▶ [Aim of the exercise]:
Wherever a line in the data below holds "整千的数", copy that line.

■ ■ ■ ■ ■

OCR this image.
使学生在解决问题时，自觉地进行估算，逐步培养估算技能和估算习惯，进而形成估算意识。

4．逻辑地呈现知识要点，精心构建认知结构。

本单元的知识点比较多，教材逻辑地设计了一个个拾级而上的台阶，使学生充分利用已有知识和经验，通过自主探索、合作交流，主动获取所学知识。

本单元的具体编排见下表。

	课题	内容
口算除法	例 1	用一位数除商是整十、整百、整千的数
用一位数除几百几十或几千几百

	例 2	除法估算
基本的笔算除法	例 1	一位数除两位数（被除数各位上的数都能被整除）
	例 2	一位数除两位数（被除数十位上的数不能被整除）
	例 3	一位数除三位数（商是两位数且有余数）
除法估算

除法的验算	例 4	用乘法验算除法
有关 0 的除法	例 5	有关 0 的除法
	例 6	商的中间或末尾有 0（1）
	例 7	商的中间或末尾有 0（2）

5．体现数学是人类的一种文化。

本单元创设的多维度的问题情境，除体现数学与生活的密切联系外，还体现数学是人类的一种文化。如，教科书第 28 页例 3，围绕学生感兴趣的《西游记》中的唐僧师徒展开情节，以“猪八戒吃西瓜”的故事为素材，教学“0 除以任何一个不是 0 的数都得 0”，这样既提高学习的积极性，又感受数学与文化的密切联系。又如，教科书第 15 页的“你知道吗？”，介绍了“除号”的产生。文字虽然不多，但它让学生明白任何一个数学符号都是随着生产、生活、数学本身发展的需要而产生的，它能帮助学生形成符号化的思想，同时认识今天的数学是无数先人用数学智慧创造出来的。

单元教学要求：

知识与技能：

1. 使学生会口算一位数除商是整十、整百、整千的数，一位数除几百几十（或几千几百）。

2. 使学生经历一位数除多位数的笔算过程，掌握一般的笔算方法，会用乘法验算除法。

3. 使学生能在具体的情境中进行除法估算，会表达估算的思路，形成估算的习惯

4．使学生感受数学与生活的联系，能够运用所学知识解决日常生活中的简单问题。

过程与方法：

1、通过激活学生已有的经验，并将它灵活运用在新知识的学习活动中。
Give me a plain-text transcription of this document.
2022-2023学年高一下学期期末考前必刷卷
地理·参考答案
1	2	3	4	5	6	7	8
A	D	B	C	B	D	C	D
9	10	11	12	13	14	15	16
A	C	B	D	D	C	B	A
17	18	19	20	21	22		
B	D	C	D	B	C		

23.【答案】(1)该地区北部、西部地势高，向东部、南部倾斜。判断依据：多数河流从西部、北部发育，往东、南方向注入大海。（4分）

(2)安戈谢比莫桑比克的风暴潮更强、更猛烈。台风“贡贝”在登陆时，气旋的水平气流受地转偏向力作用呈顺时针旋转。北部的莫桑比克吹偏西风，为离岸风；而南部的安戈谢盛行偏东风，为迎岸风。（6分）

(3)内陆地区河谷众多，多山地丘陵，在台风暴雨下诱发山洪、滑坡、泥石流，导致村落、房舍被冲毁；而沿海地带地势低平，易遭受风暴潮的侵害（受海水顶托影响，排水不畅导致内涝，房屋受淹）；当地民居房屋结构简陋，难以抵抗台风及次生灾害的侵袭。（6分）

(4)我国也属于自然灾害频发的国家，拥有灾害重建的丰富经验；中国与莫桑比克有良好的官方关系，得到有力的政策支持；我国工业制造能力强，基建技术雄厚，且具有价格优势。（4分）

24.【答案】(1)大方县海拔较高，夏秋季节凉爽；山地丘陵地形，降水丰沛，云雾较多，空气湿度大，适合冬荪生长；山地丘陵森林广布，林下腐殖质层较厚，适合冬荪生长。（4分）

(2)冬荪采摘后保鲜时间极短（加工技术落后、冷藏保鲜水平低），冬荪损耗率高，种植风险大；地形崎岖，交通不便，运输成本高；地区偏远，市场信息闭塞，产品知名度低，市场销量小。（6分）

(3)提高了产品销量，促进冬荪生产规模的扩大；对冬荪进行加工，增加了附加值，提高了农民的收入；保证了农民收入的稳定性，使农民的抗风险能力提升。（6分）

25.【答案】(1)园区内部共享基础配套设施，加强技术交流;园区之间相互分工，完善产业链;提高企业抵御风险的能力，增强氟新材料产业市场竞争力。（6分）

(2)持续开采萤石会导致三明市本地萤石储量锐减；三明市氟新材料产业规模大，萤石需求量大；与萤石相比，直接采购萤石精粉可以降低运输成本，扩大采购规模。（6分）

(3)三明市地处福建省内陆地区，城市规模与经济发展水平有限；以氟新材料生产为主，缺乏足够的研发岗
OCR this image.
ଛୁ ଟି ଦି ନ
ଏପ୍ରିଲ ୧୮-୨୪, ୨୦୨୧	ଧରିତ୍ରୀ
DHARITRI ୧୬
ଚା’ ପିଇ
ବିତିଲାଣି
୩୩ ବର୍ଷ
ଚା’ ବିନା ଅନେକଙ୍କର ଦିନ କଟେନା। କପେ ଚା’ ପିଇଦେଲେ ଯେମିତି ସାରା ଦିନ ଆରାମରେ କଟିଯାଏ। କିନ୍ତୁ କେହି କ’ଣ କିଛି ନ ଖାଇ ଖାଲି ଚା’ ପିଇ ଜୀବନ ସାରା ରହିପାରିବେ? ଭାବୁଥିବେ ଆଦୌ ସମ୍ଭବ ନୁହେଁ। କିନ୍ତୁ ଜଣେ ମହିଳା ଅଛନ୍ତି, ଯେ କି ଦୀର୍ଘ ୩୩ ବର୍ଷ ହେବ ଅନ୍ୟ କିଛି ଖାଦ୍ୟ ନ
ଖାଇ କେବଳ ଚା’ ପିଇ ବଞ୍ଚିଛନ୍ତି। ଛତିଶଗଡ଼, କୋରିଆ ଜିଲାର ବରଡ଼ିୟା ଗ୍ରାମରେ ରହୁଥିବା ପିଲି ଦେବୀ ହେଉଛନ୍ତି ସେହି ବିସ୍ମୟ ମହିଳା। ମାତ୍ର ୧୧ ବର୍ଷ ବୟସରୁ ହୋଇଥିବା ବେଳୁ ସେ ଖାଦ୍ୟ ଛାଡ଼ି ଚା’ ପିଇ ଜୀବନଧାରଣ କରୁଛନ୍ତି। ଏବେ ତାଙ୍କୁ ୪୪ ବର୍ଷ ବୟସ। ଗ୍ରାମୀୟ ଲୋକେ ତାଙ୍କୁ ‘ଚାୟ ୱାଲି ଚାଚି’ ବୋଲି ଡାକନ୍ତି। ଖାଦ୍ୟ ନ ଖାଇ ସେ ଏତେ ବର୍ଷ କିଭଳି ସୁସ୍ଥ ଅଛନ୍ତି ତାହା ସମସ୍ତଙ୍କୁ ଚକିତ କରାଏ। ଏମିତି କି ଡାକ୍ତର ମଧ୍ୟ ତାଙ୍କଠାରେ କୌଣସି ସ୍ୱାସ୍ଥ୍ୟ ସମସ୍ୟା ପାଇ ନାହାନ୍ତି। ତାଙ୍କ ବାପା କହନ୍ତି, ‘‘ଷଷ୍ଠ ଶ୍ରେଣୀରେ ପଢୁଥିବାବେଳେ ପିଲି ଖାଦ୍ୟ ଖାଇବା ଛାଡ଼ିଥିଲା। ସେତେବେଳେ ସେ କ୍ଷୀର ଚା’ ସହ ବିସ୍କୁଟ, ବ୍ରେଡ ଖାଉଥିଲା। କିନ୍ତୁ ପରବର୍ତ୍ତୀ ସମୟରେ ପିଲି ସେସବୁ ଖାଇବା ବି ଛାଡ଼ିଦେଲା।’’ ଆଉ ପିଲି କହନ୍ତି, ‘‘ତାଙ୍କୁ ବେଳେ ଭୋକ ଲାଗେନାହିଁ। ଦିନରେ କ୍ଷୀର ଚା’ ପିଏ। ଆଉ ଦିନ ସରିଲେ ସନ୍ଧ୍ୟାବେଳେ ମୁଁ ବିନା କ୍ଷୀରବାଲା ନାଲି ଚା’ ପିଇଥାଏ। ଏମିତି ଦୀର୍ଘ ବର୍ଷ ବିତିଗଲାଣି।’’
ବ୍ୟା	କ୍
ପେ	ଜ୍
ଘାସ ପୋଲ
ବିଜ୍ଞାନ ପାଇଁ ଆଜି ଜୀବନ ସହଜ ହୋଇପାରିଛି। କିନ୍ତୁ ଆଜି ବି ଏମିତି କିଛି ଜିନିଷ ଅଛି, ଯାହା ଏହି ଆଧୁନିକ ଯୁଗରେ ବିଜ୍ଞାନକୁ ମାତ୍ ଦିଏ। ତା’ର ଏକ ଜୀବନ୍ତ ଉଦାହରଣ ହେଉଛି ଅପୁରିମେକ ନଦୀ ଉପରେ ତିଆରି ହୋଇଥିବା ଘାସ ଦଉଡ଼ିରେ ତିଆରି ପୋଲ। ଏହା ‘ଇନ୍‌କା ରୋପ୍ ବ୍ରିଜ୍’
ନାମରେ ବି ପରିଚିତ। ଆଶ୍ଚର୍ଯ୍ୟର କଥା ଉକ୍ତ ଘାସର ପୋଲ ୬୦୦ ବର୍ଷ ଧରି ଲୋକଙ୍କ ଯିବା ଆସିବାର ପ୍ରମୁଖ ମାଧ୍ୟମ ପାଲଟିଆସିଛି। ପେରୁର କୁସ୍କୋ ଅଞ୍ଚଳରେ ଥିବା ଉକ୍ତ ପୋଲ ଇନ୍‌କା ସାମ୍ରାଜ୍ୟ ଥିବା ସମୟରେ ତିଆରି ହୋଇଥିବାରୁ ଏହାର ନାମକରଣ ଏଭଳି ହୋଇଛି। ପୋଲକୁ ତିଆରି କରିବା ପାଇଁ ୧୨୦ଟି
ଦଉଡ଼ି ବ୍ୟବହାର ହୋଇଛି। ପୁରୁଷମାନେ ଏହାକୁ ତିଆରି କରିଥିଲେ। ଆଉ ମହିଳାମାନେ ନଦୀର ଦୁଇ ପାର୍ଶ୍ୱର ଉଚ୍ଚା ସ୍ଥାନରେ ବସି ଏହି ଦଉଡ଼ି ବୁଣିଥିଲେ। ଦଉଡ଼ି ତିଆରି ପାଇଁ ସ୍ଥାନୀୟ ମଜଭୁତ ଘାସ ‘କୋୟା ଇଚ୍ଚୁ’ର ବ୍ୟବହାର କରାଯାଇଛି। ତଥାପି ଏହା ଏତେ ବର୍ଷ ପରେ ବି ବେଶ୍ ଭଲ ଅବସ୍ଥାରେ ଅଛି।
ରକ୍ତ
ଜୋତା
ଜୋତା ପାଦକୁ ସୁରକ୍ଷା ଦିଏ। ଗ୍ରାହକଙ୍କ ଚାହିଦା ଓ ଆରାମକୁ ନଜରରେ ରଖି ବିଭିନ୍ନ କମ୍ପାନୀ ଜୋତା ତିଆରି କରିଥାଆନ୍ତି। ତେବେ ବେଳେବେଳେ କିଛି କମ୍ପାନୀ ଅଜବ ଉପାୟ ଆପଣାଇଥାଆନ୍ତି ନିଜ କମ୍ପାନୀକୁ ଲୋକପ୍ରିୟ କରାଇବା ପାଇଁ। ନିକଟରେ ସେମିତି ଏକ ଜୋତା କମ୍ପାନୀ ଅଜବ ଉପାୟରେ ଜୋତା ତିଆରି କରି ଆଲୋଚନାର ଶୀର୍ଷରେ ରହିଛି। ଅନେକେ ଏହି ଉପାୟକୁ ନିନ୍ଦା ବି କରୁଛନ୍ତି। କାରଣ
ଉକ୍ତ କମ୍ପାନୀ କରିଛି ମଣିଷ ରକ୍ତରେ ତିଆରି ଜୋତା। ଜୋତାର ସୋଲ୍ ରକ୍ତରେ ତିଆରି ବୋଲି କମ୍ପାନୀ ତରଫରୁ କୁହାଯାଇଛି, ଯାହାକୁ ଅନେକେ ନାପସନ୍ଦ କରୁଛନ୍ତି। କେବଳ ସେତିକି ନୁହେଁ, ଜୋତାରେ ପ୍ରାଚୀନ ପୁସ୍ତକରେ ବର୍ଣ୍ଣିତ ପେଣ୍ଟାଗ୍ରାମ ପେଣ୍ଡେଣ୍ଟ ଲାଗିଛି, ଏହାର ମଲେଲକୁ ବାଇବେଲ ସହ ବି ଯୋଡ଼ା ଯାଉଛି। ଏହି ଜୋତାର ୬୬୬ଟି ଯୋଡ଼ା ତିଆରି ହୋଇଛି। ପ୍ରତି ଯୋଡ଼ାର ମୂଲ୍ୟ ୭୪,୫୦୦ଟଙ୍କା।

■ ■ ■ ■ ■

▶ [Result of this exercise]:
口算除法	例 1	用一位数除商是整十、整百、整千的数
1. 使学生会口算一位数除商是整十、整百、整千的数，一位数除几百几十（或几千几百）。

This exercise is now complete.